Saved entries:
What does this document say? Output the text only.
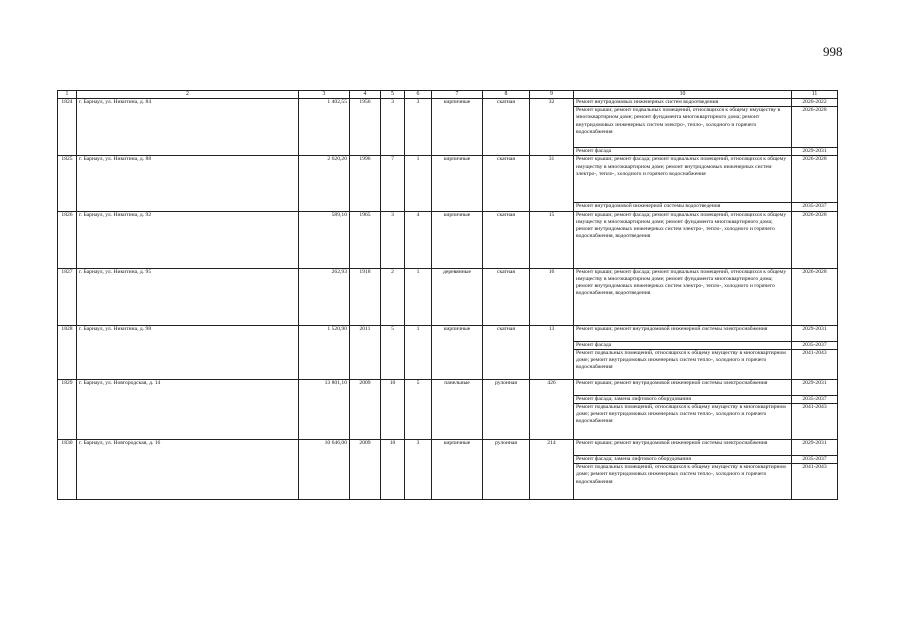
998
1	2	3	4	5	6	7	8	9	10	11
1824	г. Барнаул, ул. Никитина, д. 84	1 402,55	1956	3	3	кирпичные	скатная	32	Ремонт внутридомовых инженерных систем водоотведения	2020-2022
									Ремонт крыши; ремонт подвальных помещений, относящихся к общему имуществу в многоквартирном доме; ремонт фундамента многоквартирного дома; ремонт внутридомовых инженерных систем электро-, тепло-, холодного и горячего водоснабжения	2026-2028
									Ремонт фасада	2029-2031
1825	г. Барнаул, ул. Никитина, д. 88	2 620,20	1996	7	1	кирпичные	скатная	31	Ремонт крыши; ремонт фасада; ремонт подвальных помещений, относящихся к общему имуществу в многоквартирном доме; ремонт внутридомовых инженерных систем электро-, тепло-, холодного и горячего водоснабжения	2026-2028
									Ремонт внутридомовой инженерной системы водоотведения	2035-2037
1826	г. Барнаул, ул. Никитина, д. 92	589,10	1965	3	4	кирпичные	скатная	15	Ремонт крыши; ремонт фасада; ремонт подвальных помещений, относящихся к общему имуществу в многоквартирном доме; ремонт фундамента многоквартирного дома; ремонт внутридомовых инженерных систем электро-, тепло-, холодного и горячего водоснабжения, водоотведения	2026-2028
1827	г. Барнаул, ул. Никитина, д. 95	262,93	1918	2	1	деревянные	скатная	16	Ремонт крыши; ремонт фасада; ремонт подвальных помещений, относящихся к общему имуществу в многоквартирном доме; ремонт фундамента многоквартирного дома; ремонт внутридомовых инженерных систем электро-, тепло-, холодного и горячего водоснабжения, водоотведения	2026-2028
1828	г. Барнаул, ул. Никитина, д. 98	1 520,90	2011	5	1	кирпичные	скатная	13	Ремонт крыши; ремонт внутридомовой инженерной системы электроснабжения	2029-2031
									Ремонт фасада	2035-2037
									Ремонт подвальных помещений, относящихся к общему имуществу в многоквартирном доме; ремонт внутридомовых инженерных систем тепло-, холодного и горячего водоснабжения	2041-2043
1829	г. Барнаул, ул. Новгородская, д. 14	13 801,10	2009	10	5	панельные	рулонная	426	Ремонт крыши; ремонт внутридомовой инженерной системы электроснабжения	2029-2031
									Ремонт фасада; замена лифтового оборудования	2035-2037
									Ремонт подвальных помещений, относящихся к общему имуществу в многоквартирном доме; ремонт внутридомовых инженерных систем тепло-, холодного и горячего водоснабжения	2041-2043
1830	г. Барнаул, ул. Новгородская, д. 16	10 646,00	2009	10	3	кирпичные	рулонная	214	Ремонт крыши; ремонт внутридомовой инженерной системы электроснабжения	2029-2031
									Ремонт фасада; замена лифтового оборудования	2035-2037
									Ремонт подвальных помещений, относящихся к общему имуществу в многоквартирном доме; ремонт внутридомовых инженерных систем тепло-, холодного и горячего водоснабжения	2041-2043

_Stated problem_
Leave out the pictures and output the rest of the material exactly as written.

_Final result_
What does this document say? Output the text only.
998
1	2	3	4	5	6	7	8	9	10	11
1824	г. Барнаул, ул. Никитина, д. 84	1 402,55	1956	3	3	кирпичные	скатная	32	Ремонт внутридомовых инженерных систем водоотведения	2020-2022
									Ремонт крыши; ремонт подвальных помещений, относящихся к общему имуществу в многоквартирном доме; ремонт фундамента многоквартирного дома; ремонт внутридомовых инженерных систем электро-, тепло-, холодного и горячего водоснабжения	2026-2028
									Ремонт фасада	2029-2031
1825	г. Барнаул, ул. Никитина, д. 88	2 620,20	1996	7	1	кирпичные	скатная	31	Ремонт крыши; ремонт фасада; ремонт подвальных помещений, относящихся к общему имуществу в многоквартирном доме; ремонт внутридомовых инженерных систем электро-, тепло-, холодного и горячего водоснабжения	2026-2028
									Ремонт внутридомовой инженерной системы водоотведения	2035-2037
1826	г. Барнаул, ул. Никитина, д. 92	589,10	1965	3	4	кирпичные	скатная	15	Ремонт крыши; ремонт фасада; ремонт подвальных помещений, относящихся к общему имуществу в многоквартирном доме; ремонт фундамента многоквартирного дома; ремонт внутридомовых инженерных систем электро-, тепло-, холодного и горячего водоснабжения, водоотведения	2026-2028
1827	г. Барнаул, ул. Никитина, д. 95	262,93	1918	2	1	деревянные	скатная	16	Ремонт крыши; ремонт фасада; ремонт подвальных помещений, относящихся к общему имуществу в многоквартирном доме; ремонт фундамента многоквартирного дома; ремонт внутридомовых инженерных систем электро-, тепло-, холодного и горячего водоснабжения, водоотведения	2026-2028
1828	г. Барнаул, ул. Никитина, д. 98	1 520,90	2011	5	1	кирпичные	скатная	13	Ремонт крыши; ремонт внутридомовой инженерной системы электроснабжения	2029-2031
									Ремонт фасада	2035-2037
									Ремонт подвальных помещений, относящихся к общему имуществу в многоквартирном доме; ремонт внутридомовых инженерных систем тепло-, холодного и горячего водоснабжения	2041-2043
1829	г. Барнаул, ул. Новгородская, д. 14	13 801,10	2009	10	5	панельные	рулонная	426	Ремонт крыши; ремонт внутридомовой инженерной системы электроснабжения	2029-2031
									Ремонт фасада; замена лифтового оборудования	2035-2037
									Ремонт подвальных помещений, относящихся к общему имуществу в многоквартирном доме; ремонт внутридомовых инженерных систем тепло-, холодного и горячего водоснабжения	2041-2043
1830	г. Барнаул, ул. Новгородская, д. 16	10 646,00	2009	10	3	кирпичные	рулонная	214	Ремонт крыши; ремонт внутридомовой инженерной системы электроснабжения	2029-2031
									Ремонт фасада; замена лифтового оборудования	2035-2037
									Ремонт подвальных помещений, относящихся к общему имуществу в многоквартирном доме; ремонт внутридомовых инженерных систем тепло-, холодного и горячего водоснабжения	2041-2043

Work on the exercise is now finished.